┌──

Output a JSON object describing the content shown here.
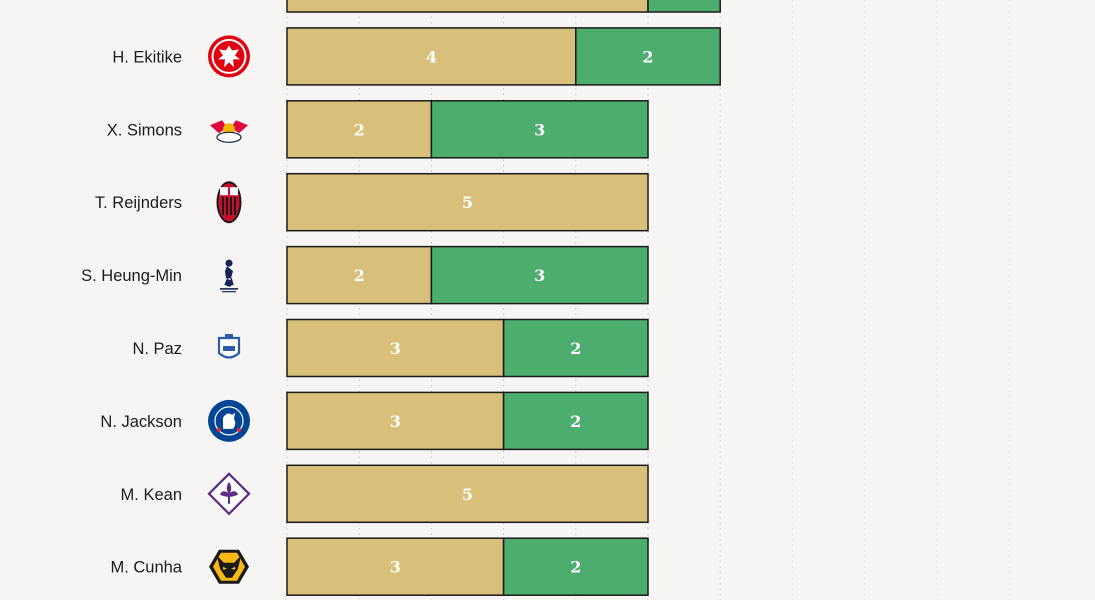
{
  "chart_data": {
    "type": "bar",
    "orientation": "horizontal",
    "stacked": true,
    "grid": true,
    "xlim": [
      0,
      10
    ],
    "categories": [
      "",
      "H. Ekitike",
      "X. Simons",
      "T. Reijnders",
      "S. Heung-Min",
      "N. Paz",
      "N. Jackson",
      "M. Kean",
      "M. Cunha"
    ],
    "crests": [
      "club-crest-icon",
      "eintracht-frankfurt-crest-icon",
      "rb-leipzig-crest-icon",
      "ac-milan-crest-icon",
      "tottenham-crest-icon",
      "como-crest-icon",
      "chelsea-crest-icon",
      "fiorentina-crest-icon",
      "wolves-crest-icon"
    ],
    "series": [
      {
        "values": [
          5,
          4,
          2,
          5,
          2,
          3,
          3,
          5,
          3
        ],
        "color": "#d8c07a"
      },
      {
        "values": [
          1,
          2,
          3,
          0,
          3,
          2,
          2,
          0,
          2
        ],
        "color": "#4dad6f"
      }
    ],
    "value_labels": [
      [
        "",
        "4",
        "2",
        "5",
        "2",
        "3",
        "3",
        "5",
        "3"
      ],
      [
        "",
        "2",
        "3",
        "",
        "3",
        "2",
        "2",
        "",
        "2"
      ]
    ]
  }
}
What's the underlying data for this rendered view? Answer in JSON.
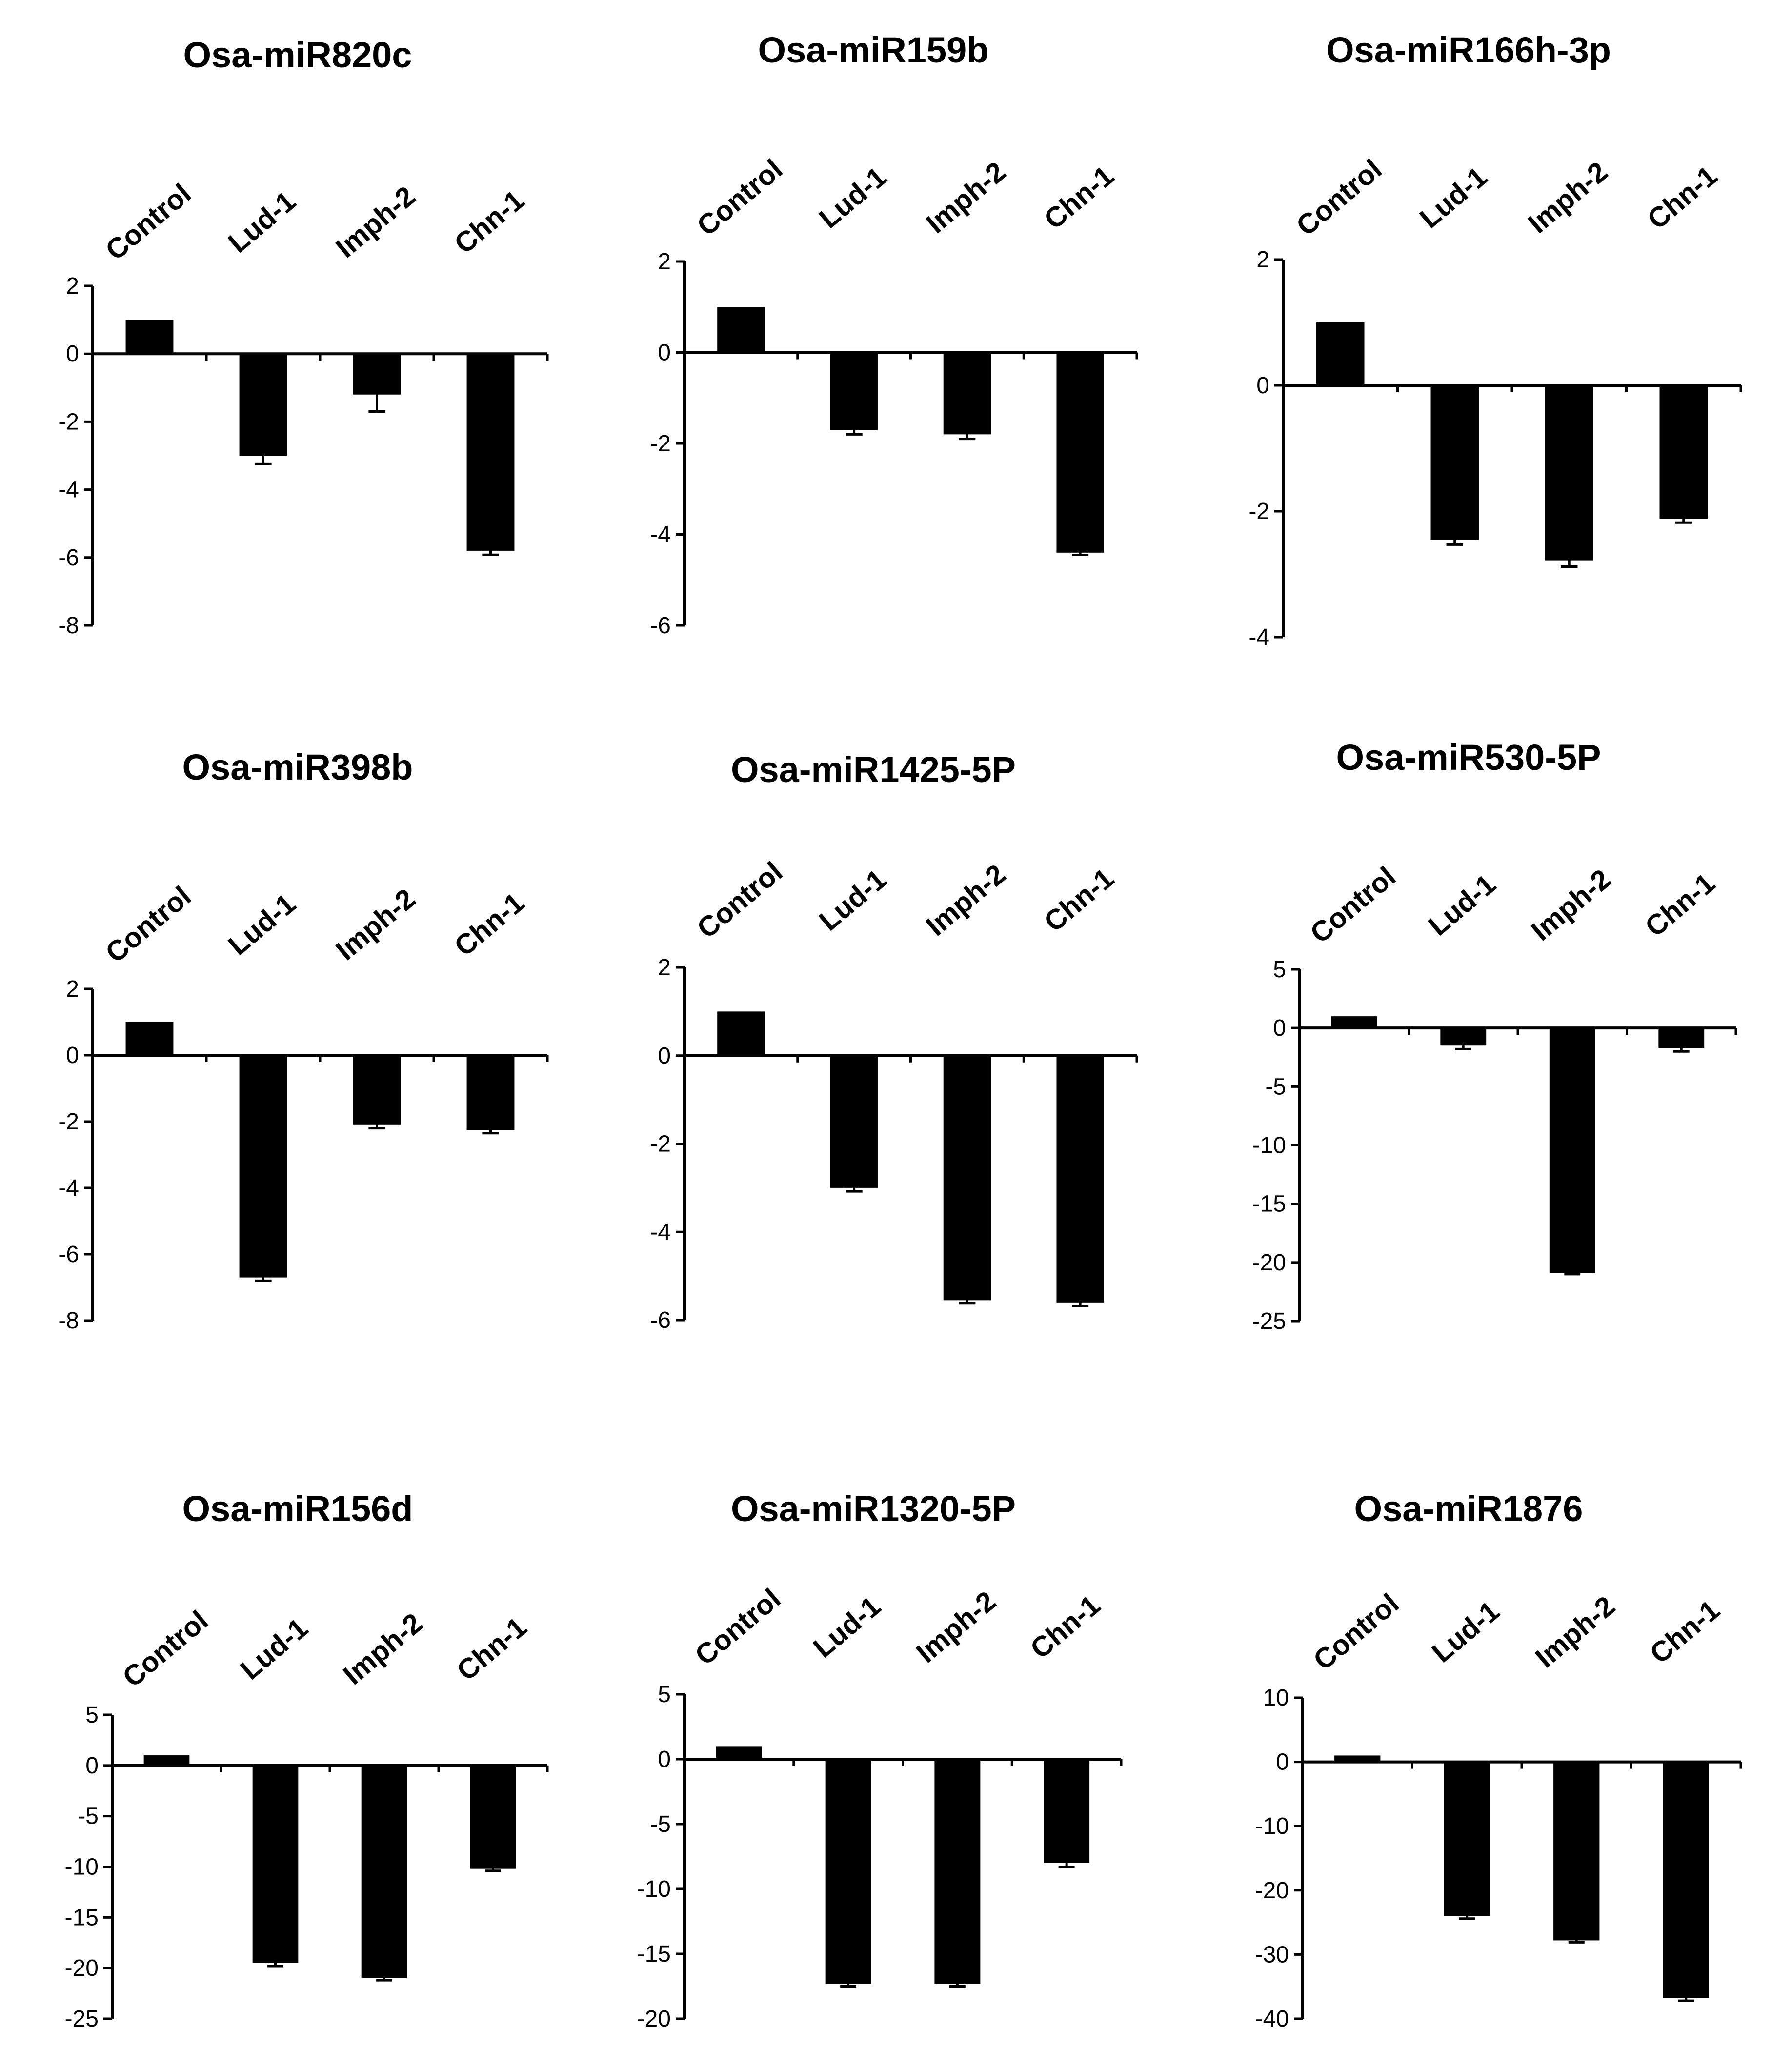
{
  "figure": {
    "categories": [
      "Control",
      "Lud-1",
      "Imph-2",
      "Chn-1"
    ],
    "bar_color": "#000000"
  },
  "chart_data": [
    {
      "type": "bar",
      "title": "Osa-miR820c",
      "categories": [
        "Control",
        "Lud-1",
        "Imph-2",
        "Chn-1"
      ],
      "values": [
        1.0,
        -3.0,
        -1.2,
        -5.8
      ],
      "errors": [
        0.0,
        0.25,
        0.5,
        0.12
      ],
      "ylim": [
        -8,
        2
      ],
      "yticks": [
        2,
        0,
        -2,
        -4,
        -6,
        -8
      ],
      "xlabel": "",
      "ylabel": ""
    },
    {
      "type": "bar",
      "title": "Osa-miR159b",
      "categories": [
        "Control",
        "Lud-1",
        "Imph-2",
        "Chn-1"
      ],
      "values": [
        1.0,
        -1.7,
        -1.8,
        -4.4
      ],
      "errors": [
        0.0,
        0.1,
        0.1,
        0.05
      ],
      "ylim": [
        -6,
        2
      ],
      "yticks": [
        2,
        0,
        -2,
        -4,
        -6
      ],
      "xlabel": "",
      "ylabel": ""
    },
    {
      "type": "bar",
      "title": "Osa-miR166h-3p",
      "categories": [
        "Control",
        "Lud-1",
        "Imph-2",
        "Chn-1"
      ],
      "values": [
        1.0,
        -2.45,
        -2.78,
        -2.12
      ],
      "errors": [
        0.0,
        0.08,
        0.1,
        0.06
      ],
      "ylim": [
        -4,
        2
      ],
      "yticks": [
        2,
        0,
        -2,
        -4
      ],
      "xlabel": "",
      "ylabel": ""
    },
    {
      "type": "bar",
      "title": "Osa-miR398b",
      "categories": [
        "Control",
        "Lud-1",
        "Imph-2",
        "Chn-1"
      ],
      "values": [
        1.0,
        -6.7,
        -2.1,
        -2.25
      ],
      "errors": [
        0.0,
        0.1,
        0.1,
        0.1
      ],
      "ylim": [
        -8,
        2
      ],
      "yticks": [
        2,
        0,
        -2,
        -4,
        -6,
        -8
      ],
      "xlabel": "",
      "ylabel": ""
    },
    {
      "type": "bar",
      "title": "Osa-miR1425-5P",
      "categories": [
        "Control",
        "Lud-1",
        "Imph-2",
        "Chn-1"
      ],
      "values": [
        1.0,
        -3.0,
        -5.55,
        -5.6
      ],
      "errors": [
        0.0,
        0.08,
        0.06,
        0.08
      ],
      "ylim": [
        -6,
        2
      ],
      "yticks": [
        2,
        0,
        -2,
        -4,
        -6
      ],
      "xlabel": "",
      "ylabel": ""
    },
    {
      "type": "bar",
      "title": "Osa-miR530-5P",
      "categories": [
        "Control",
        "Lud-1",
        "Imph-2",
        "Chn-1"
      ],
      "values": [
        1.0,
        -1.5,
        -20.9,
        -1.7
      ],
      "errors": [
        0.0,
        0.3,
        0.1,
        0.3
      ],
      "ylim": [
        -25,
        5
      ],
      "yticks": [
        5,
        0,
        -5,
        -10,
        -15,
        -20,
        -25
      ],
      "xlabel": "",
      "ylabel": ""
    },
    {
      "type": "bar",
      "title": "Osa-miR156d",
      "categories": [
        "Control",
        "Lud-1",
        "Imph-2",
        "Chn-1"
      ],
      "values": [
        1.0,
        -19.5,
        -21.0,
        -10.2
      ],
      "errors": [
        0.0,
        0.3,
        0.2,
        0.2
      ],
      "ylim": [
        -25,
        5
      ],
      "yticks": [
        5,
        0,
        -5,
        -10,
        -15,
        -20,
        -25
      ],
      "xlabel": "",
      "ylabel": ""
    },
    {
      "type": "bar",
      "title": "Osa-miR1320-5P",
      "categories": [
        "Control",
        "Lud-1",
        "Imph-2",
        "Chn-1"
      ],
      "values": [
        1.0,
        -17.3,
        -17.3,
        -8.0
      ],
      "errors": [
        0.0,
        0.2,
        0.2,
        0.3
      ],
      "ylim": [
        -20,
        5
      ],
      "yticks": [
        5,
        0,
        -5,
        -10,
        -15,
        -20
      ],
      "xlabel": "",
      "ylabel": ""
    },
    {
      "type": "bar",
      "title": "Osa-miR1876",
      "categories": [
        "Control",
        "Lud-1",
        "Imph-2",
        "Chn-1"
      ],
      "values": [
        1.0,
        -24.0,
        -27.8,
        -36.8
      ],
      "errors": [
        0.0,
        0.4,
        0.3,
        0.4
      ],
      "ylim": [
        -40,
        10
      ],
      "yticks": [
        10,
        0,
        -10,
        -20,
        -30,
        -40
      ],
      "xlabel": "",
      "ylabel": ""
    }
  ]
}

└──

Directions -
Make an exact copy of all the material, but keep the pictures out of it.

Output of the task -
Output a JSON object describing the content shown here.
{
  "chart_data": {
    "type": "bar",
    "orientation": "horizontal",
    "stacked": true,
    "grid": true,
    "xlim": [
      0,
      10
    ],
    "categories": [
      "",
      "H. Ekitike",
      "X. Simons",
      "T. Reijnders",
      "S. Heung-Min",
      "N. Paz",
      "N. Jackson",
      "M. Kean",
      "M. Cunha"
    ],
    "crests": [
      "club-crest-icon",
      "eintracht-frankfurt-crest-icon",
      "rb-leipzig-crest-icon",
      "ac-milan-crest-icon",
      "tottenham-crest-icon",
      "como-crest-icon",
      "chelsea-crest-icon",
      "fiorentina-crest-icon",
      "wolves-crest-icon"
    ],
    "series": [
      {
        "values": [
          5,
          4,
          2,
          5,
          2,
          3,
          3,
          5,
          3
        ],
        "color": "#d8c07a"
      },
      {
        "values": [
          1,
          2,
          3,
          0,
          3,
          2,
          2,
          0,
          2
        ],
        "color": "#4dad6f"
      }
    ],
    "value_labels": [
      [
        "",
        "4",
        "2",
        "5",
        "2",
        "3",
        "3",
        "5",
        "3"
      ],
      [
        "",
        "2",
        "3",
        "",
        "3",
        "2",
        "2",
        "",
        "2"
      ]
    ]
  }
}
What's the underlying data for this rendered view? Answer in JSON.
{
  "figure": {
    "categories": [
      "Control",
      "Lud-1",
      "Imph-2",
      "Chn-1"
    ],
    "bar_color": "#000000"
  },
  "chart_data": [
    {
      "type": "bar",
      "title": "Osa-miR820c",
      "categories": [
        "Control",
        "Lud-1",
        "Imph-2",
        "Chn-1"
      ],
      "values": [
        1.0,
        -3.0,
        -1.2,
        -5.8
      ],
      "errors": [
        0.0,
        0.25,
        0.5,
        0.12
      ],
      "ylim": [
        -8,
        2
      ],
      "yticks": [
        2,
        0,
        -2,
        -4,
        -6,
        -8
      ],
      "xlabel": "",
      "ylabel": ""
    },
    {
      "type": "bar",
      "title": "Osa-miR159b",
      "categories": [
        "Control",
        "Lud-1",
        "Imph-2",
        "Chn-1"
      ],
      "values": [
        1.0,
        -1.7,
        -1.8,
        -4.4
      ],
      "errors": [
        0.0,
        0.1,
        0.1,
        0.05
      ],
      "ylim": [
        -6,
        2
      ],
      "yticks": [
        2,
        0,
        -2,
        -4,
        -6
      ],
      "xlabel": "",
      "ylabel": ""
    },
    {
      "type": "bar",
      "title": "Osa-miR166h-3p",
      "categories": [
        "Control",
        "Lud-1",
        "Imph-2",
        "Chn-1"
      ],
      "values": [
        1.0,
        -2.45,
        -2.78,
        -2.12
      ],
      "errors": [
        0.0,
        0.08,
        0.1,
        0.06
      ],
      "ylim": [
        -4,
        2
      ],
      "yticks": [
        2,
        0,
        -2,
        -4
      ],
      "xlabel": "",
      "ylabel": ""
    },
    {
      "type": "bar",
      "title": "Osa-miR398b",
      "categories": [
        "Control",
        "Lud-1",
        "Imph-2",
        "Chn-1"
      ],
      "values": [
        1.0,
        -6.7,
        -2.1,
        -2.25
      ],
      "errors": [
        0.0,
        0.1,
        0.1,
        0.1
      ],
      "ylim": [
        -8,
        2
      ],
      "yticks": [
        2,
        0,
        -2,
        -4,
        -6,
        -8
      ],
      "xlabel": "",
      "ylabel": ""
    },
    {
      "type": "bar",
      "title": "Osa-miR1425-5P",
      "categories": [
        "Control",
        "Lud-1",
        "Imph-2",
        "Chn-1"
      ],
      "values": [
        1.0,
        -3.0,
        -5.55,
        -5.6
      ],
      "errors": [
        0.0,
        0.08,
        0.06,
        0.08
      ],
      "ylim": [
        -6,
        2
      ],
      "yticks": [
        2,
        0,
        -2,
        -4,
        -6
      ],
      "xlabel": "",
      "ylabel": ""
    },
    {
      "type": "bar",
      "title": "Osa-miR530-5P",
      "categories": [
        "Control",
        "Lud-1",
        "Imph-2",
        "Chn-1"
      ],
      "values": [
        1.0,
        -1.5,
        -20.9,
        -1.7
      ],
      "errors": [
        0.0,
        0.3,
        0.1,
        0.3
      ],
      "ylim": [
        -25,
        5
      ],
      "yticks": [
        5,
        0,
        -5,
        -10,
        -15,
        -20,
        -25
      ],
      "xlabel": "",
      "ylabel": ""
    },
    {
      "type": "bar",
      "title": "Osa-miR156d",
      "categories": [
        "Control",
        "Lud-1",
        "Imph-2",
        "Chn-1"
      ],
      "values": [
        1.0,
        -19.5,
        -21.0,
        -10.2
      ],
      "errors": [
        0.0,
        0.3,
        0.2,
        0.2
      ],
      "ylim": [
        -25,
        5
      ],
      "yticks": [
        5,
        0,
        -5,
        -10,
        -15,
        -20,
        -25
      ],
      "xlabel": "",
      "ylabel": ""
    },
    {
      "type": "bar",
      "title": "Osa-miR1320-5P",
      "categories": [
        "Control",
        "Lud-1",
        "Imph-2",
        "Chn-1"
      ],
      "values": [
        1.0,
        -17.3,
        -17.3,
        -8.0
      ],
      "errors": [
        0.0,
        0.2,
        0.2,
        0.3
      ],
      "ylim": [
        -20,
        5
      ],
      "yticks": [
        5,
        0,
        -5,
        -10,
        -15,
        -20
      ],
      "xlabel": "",
      "ylabel": ""
    },
    {
      "type": "bar",
      "title": "Osa-miR1876",
      "categories": [
        "Control",
        "Lud-1",
        "Imph-2",
        "Chn-1"
      ],
      "values": [
        1.0,
        -24.0,
        -27.8,
        -36.8
      ],
      "errors": [
        0.0,
        0.4,
        0.3,
        0.4
      ],
      "ylim": [
        -40,
        10
      ],
      "yticks": [
        10,
        0,
        -10,
        -20,
        -30,
        -40
      ],
      "xlabel": "",
      "ylabel": ""
    }
  ]
}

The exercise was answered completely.